YOUR INSTRUCTIONS: Below are records to transcribe exactly, without their pictures.

[Dataset records]
----

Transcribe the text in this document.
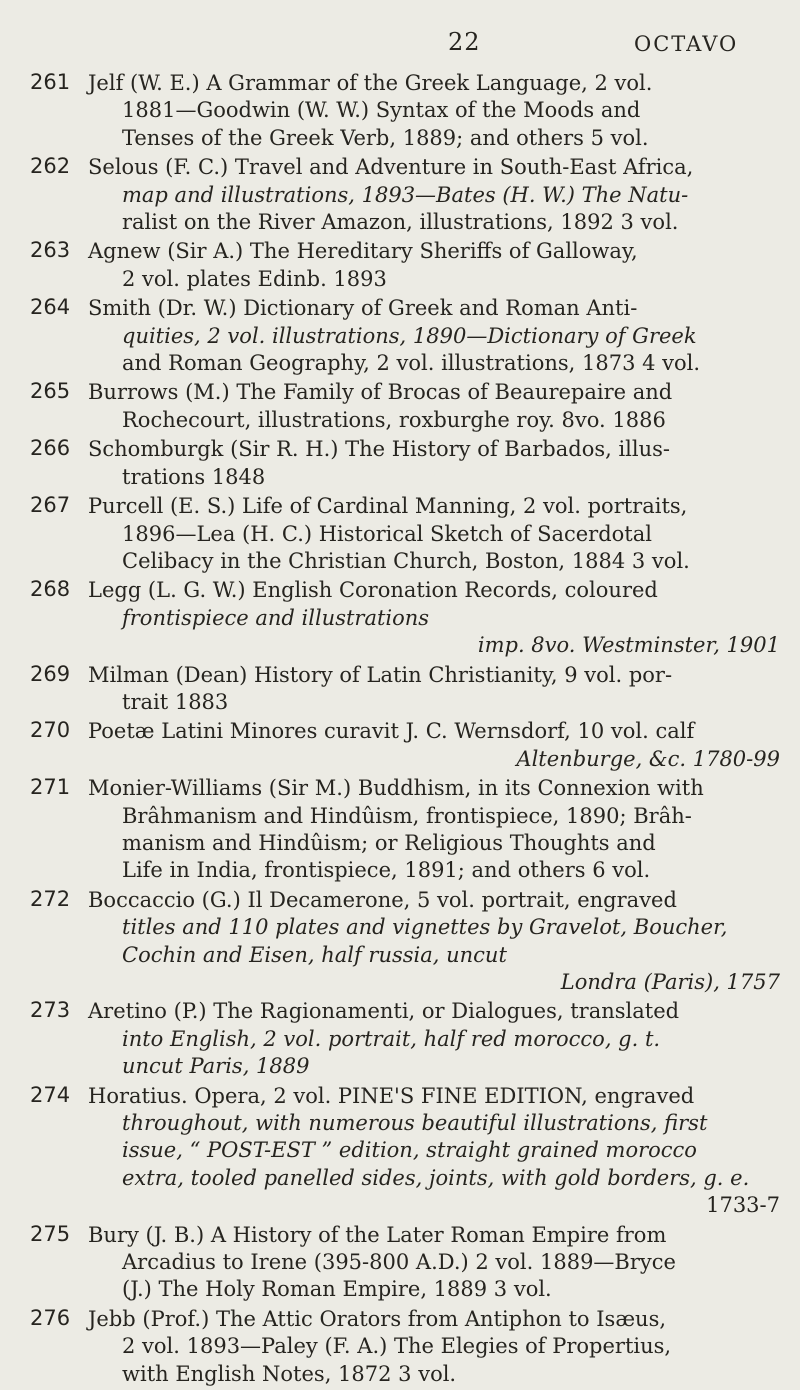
22	OCTAVO
261 Jelf (W. E.) A Grammar of the Greek Language, 2 vol.
1881—Goodwin (W. W.) Syntax of the Moods and
Tenses of the Greek Verb, 1889; and others 5 vol.
262 Selous (F. C.) Travel and Adventure in South-East Africa,
map and illustrations, 1893—Bates (H. W.) The Natu-
ralist on the River Amazon, illustrations, 1892 3 vol.
263 Agnew (Sir A.) The Hereditary Sheriffs of Galloway,
2 vol. plates Edinb. 1893
264 Smith (Dr. W.) Dictionary of Greek and Roman Anti-
quities, 2 vol. illustrations, 1890—Dictionary of Greek
and Roman Geography, 2 vol. illustrations, 1873 4 vol.
265 Burrows (M.) The Family of Brocas of Beaurepaire and
Rochecourt, illustrations, roxburghe roy. 8vo. 1886
266 Schomburgk (Sir R. H.) The History of Barbados, illus-
trations 1848
267 Purcell (E. S.) Life of Cardinal Manning, 2 vol. portraits,
1896—Lea (H. C.) Historical Sketch of Sacerdotal
Celibacy in the Christian Church, Boston, 1884 3 vol.
268 Legg (L. G. W.) English Coronation Records, coloured
frontispiece and illustrations
imp. 8vo. Westminster, 1901
269 Milman (Dean) History of Latin Christianity, 9 vol. por-
trait 1883
270 Poetæ Latini Minores curavit J. C. Wernsdorf, 10 vol. calf
Altenburge, &c. 1780-99
271 Monier-Williams (Sir M.) Buddhism, in its Connexion with
Brâhmanism and Hindûism, frontispiece, 1890; Brâh-
manism and Hindûism; or Religious Thoughts and
Life in India, frontispiece, 1891; and others 6 vol.
272 Boccaccio (G.) Il Decamerone, 5 vol. portrait, engraved
titles and 110 plates and vignettes by Gravelot, Boucher,
Cochin and Eisen, half russia, uncut
Londra (Paris), 1757
273 Aretino (P.) The Ragionamenti, or Dialogues, translated
into English, 2 vol. portrait, half red morocco, g. t.
uncut Paris, 1889
274 Horatius. Opera, 2 vol. PINE'S FINE EDITION, engraved
throughout, with numerous beautiful illustrations, first
issue, “ POST-EST ” edition, straight grained morocco
extra, tooled panelled sides, joints, with gold borders, g. e.
1733-7
275 Bury (J. B.) A History of the Later Roman Empire from
Arcadius to Irene (395-800 A.D.) 2 vol. 1889—Bryce
(J.) The Holy Roman Empire, 1889 3 vol.
276 Jebb (Prof.) The Attic Orators from Antiphon to Isæus,
2 vol. 1893—Paley (F. A.) The Elegies of Propertius,
with English Notes, 1872 3 vol.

----

EXERCISE RESULT:
Transcribe the text in this document.
22	OCTAVO
261 Jelf (W. E.) A Grammar of the Greek Language, 2 vol.
1881—Goodwin (W. W.) Syntax of the Moods and
Tenses of the Greek Verb, 1889; and others 5 vol.
262 Selous (F. C.) Travel and Adventure in South-East Africa,
map and illustrations, 1893—Bates (H. W.) The Natu-
ralist on the River Amazon, illustrations, 1892 3 vol.
263 Agnew (Sir A.) The Hereditary Sheriffs of Galloway,
2 vol. plates Edinb. 1893
264 Smith (Dr. W.) Dictionary of Greek and Roman Anti-
quities, 2 vol. illustrations, 1890—Dictionary of Greek
and Roman Geography, 2 vol. illustrations, 1873 4 vol.
265 Burrows (M.) The Family of Brocas of Beaurepaire and
Rochecourt, illustrations, roxburghe roy. 8vo. 1886
266 Schomburgk (Sir R. H.) The History of Barbados, illus-
trations 1848
267 Purcell (E. S.) Life of Cardinal Manning, 2 vol. portraits,
1896—Lea (H. C.) Historical Sketch of Sacerdotal
Celibacy in the Christian Church, Boston, 1884 3 vol.
268 Legg (L. G. W.) English Coronation Records, coloured
frontispiece and illustrations
imp. 8vo. Westminster, 1901
269 Milman (Dean) History of Latin Christianity, 9 vol. por-
trait 1883
270 Poetæ Latini Minores curavit J. C. Wernsdorf, 10 vol. calf
Altenburge, &c. 1780-99
271 Monier-Williams (Sir M.) Buddhism, in its Connexion with
Brâhmanism and Hindûism, frontispiece, 1890; Brâh-
manism and Hindûism; or Religious Thoughts and
Life in India, frontispiece, 1891; and others 6 vol.
272 Boccaccio (G.) Il Decamerone, 5 vol. portrait, engraved
titles and 110 plates and vignettes by Gravelot, Boucher,
Cochin and Eisen, half russia, uncut
Londra (Paris), 1757
273 Aretino (P.) The Ragionamenti, or Dialogues, translated
into English, 2 vol. portrait, half red morocco, g. t.
uncut Paris, 1889
274 Horatius. Opera, 2 vol. PINE'S FINE EDITION, engraved
throughout, with numerous beautiful illustrations, first
issue, “ POST-EST ” edition, straight grained morocco
extra, tooled panelled sides, joints, with gold borders, g. e.
1733-7
275 Bury (J. B.) A History of the Later Roman Empire from
Arcadius to Irene (395-800 A.D.) 2 vol. 1889—Bryce
(J.) The Holy Roman Empire, 1889 3 vol.
276 Jebb (Prof.) The Attic Orators from Antiphon to Isæus,
2 vol. 1893—Paley (F. A.) The Elegies of Propertius,
with English Notes, 1872 3 vol.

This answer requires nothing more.